(Extracted records)
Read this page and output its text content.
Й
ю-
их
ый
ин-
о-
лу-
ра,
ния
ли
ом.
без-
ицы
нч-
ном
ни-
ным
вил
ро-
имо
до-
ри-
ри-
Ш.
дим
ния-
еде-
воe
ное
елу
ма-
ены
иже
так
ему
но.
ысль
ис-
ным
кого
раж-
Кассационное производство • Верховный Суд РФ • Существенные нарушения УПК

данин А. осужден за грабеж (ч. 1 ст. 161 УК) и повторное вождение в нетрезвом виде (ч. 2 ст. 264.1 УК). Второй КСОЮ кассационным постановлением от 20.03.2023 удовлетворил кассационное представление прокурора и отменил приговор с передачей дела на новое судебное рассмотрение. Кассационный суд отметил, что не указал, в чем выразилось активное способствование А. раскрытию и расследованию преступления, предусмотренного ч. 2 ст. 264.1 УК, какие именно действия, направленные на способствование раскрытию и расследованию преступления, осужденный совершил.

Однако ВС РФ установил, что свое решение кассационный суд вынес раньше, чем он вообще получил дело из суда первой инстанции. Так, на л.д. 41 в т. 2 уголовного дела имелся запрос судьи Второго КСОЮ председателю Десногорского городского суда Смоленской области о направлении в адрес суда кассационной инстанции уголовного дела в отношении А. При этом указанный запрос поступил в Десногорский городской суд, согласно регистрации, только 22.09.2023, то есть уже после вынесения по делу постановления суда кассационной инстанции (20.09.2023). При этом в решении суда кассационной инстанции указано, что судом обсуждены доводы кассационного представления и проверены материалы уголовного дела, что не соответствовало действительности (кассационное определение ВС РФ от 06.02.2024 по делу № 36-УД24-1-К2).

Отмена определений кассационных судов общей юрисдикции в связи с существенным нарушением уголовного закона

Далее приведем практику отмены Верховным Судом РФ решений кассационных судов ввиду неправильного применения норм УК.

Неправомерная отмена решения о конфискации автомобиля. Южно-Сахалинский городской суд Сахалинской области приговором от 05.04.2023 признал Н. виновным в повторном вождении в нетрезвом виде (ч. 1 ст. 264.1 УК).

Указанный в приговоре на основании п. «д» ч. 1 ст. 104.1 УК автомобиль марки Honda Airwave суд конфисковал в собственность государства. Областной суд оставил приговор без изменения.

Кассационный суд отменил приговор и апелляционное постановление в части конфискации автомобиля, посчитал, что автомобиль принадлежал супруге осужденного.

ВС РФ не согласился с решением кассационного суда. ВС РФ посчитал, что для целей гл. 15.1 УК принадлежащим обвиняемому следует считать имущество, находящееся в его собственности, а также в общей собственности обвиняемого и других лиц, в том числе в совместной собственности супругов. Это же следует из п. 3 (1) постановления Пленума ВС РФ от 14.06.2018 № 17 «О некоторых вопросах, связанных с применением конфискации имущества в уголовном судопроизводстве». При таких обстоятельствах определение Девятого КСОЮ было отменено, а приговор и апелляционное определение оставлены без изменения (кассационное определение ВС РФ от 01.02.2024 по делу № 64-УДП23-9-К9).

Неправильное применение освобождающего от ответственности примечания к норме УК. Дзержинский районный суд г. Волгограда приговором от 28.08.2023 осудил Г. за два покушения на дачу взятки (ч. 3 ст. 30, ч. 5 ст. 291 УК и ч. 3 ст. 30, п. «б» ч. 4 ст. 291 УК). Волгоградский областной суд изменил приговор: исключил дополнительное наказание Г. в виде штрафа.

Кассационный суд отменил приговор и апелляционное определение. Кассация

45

— GOAL OF THE EXERCISE —
Scan the records above for the string "автомобиль", then report every line that contains it.

— EXERCISE RESULT —
Указанный в приговоре на основании п. «д» ч. 1 ст. 104.1 УК автомобиль марки Honda Airwave суд конфисковал в собственность государства. Областной суд оставил приговор без изменения.
Кассационный суд отменил приговор и апелляционное постановление в части конфискации автомобиля, посчитал, что автомобиль принадлежал супруге осужденного.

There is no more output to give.